Extracted records
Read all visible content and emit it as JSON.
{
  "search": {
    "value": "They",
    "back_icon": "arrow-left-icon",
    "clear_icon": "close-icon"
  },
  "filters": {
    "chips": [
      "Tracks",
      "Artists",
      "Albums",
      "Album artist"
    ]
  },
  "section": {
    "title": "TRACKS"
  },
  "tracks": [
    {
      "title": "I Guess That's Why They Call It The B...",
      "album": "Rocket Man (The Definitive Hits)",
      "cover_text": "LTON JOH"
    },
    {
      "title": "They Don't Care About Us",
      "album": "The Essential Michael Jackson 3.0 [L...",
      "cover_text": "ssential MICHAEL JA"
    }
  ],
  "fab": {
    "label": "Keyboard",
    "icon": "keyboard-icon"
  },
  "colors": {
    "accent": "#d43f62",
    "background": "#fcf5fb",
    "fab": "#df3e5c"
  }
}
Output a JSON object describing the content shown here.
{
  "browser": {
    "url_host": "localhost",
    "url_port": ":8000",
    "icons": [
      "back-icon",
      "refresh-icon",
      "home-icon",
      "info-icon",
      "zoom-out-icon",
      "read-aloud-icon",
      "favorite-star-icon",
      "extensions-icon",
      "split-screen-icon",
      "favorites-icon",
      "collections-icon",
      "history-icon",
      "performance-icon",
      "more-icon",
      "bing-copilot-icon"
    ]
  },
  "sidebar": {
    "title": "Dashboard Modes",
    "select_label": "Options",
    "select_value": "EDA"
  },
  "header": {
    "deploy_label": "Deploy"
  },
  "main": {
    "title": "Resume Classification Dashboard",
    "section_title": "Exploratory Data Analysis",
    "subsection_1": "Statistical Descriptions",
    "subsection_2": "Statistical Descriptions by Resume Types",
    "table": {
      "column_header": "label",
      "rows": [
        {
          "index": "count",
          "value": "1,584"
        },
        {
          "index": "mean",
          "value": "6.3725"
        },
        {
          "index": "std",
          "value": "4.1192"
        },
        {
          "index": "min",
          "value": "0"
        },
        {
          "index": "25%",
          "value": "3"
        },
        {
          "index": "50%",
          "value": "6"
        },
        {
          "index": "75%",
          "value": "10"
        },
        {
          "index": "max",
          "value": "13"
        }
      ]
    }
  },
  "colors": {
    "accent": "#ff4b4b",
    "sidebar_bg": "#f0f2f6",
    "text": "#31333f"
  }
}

> STATED TASK
Reproduce each line holding the word "Resume".

> SOLVED EXERCISE
    "title": "Resume Classification Dashboard",
    "subsection_2": "Statistical Descriptions by Resume Types",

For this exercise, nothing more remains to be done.